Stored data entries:
** BEGIN **

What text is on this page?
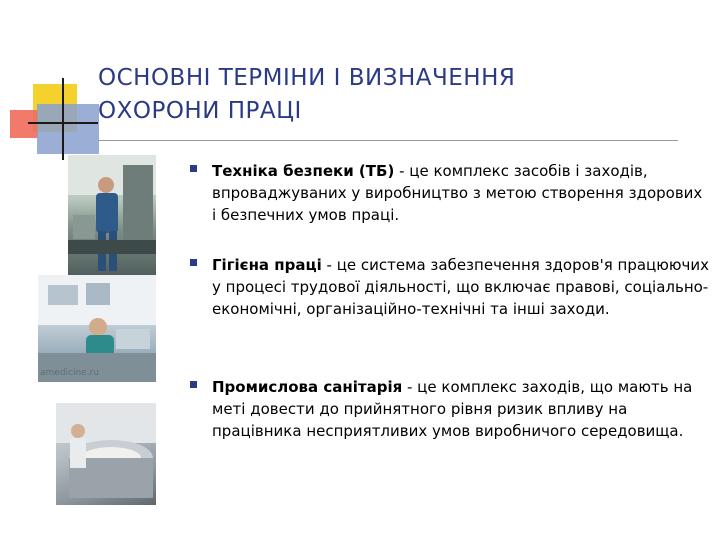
ОСНОВНІ ТЕРМІНИ І ВИЗНАЧЕННЯ
ОХОРОНИ ПРАЦІ
amedicine.ru
Техніка безпеки (ТБ) - це комплекс засобів і заходів, впроваджуваних у виробництво з метою створення здорових і безпечних умов праці.
Гігієна праці - це система забезпечення здоров'я працюючих у процесі трудової діяльності, що включає правові, соціально-економічні, організаційно-технічні та інші заходи.
Промислова санітарія - це комплекс заходів, що мають на меті довести до прийнятного рівня ризик впливу на працівника несприятливих умов виробничого середовища.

** END **

Exercise details: Repeat verbatim all the material, but not the pictures.

Response to the exercise:
What text is on this page?
ОСНОВНІ ТЕРМІНИ І ВИЗНАЧЕННЯ
ОХОРОНИ ПРАЦІ
amedicine.ru
Техніка безпеки (ТБ) - це комплекс засобів і заходів, впроваджуваних у виробництво з метою створення здорових і безпечних умов праці.
Гігієна праці - це система забезпечення здоров'я працюючих у процесі трудової діяльності, що включає правові, соціально-економічні, організаційно-технічні та інші заходи.
Промислова санітарія - це комплекс заходів, що мають на меті довести до прийнятного рівня ризик впливу на працівника несприятливих умов виробничого середовища.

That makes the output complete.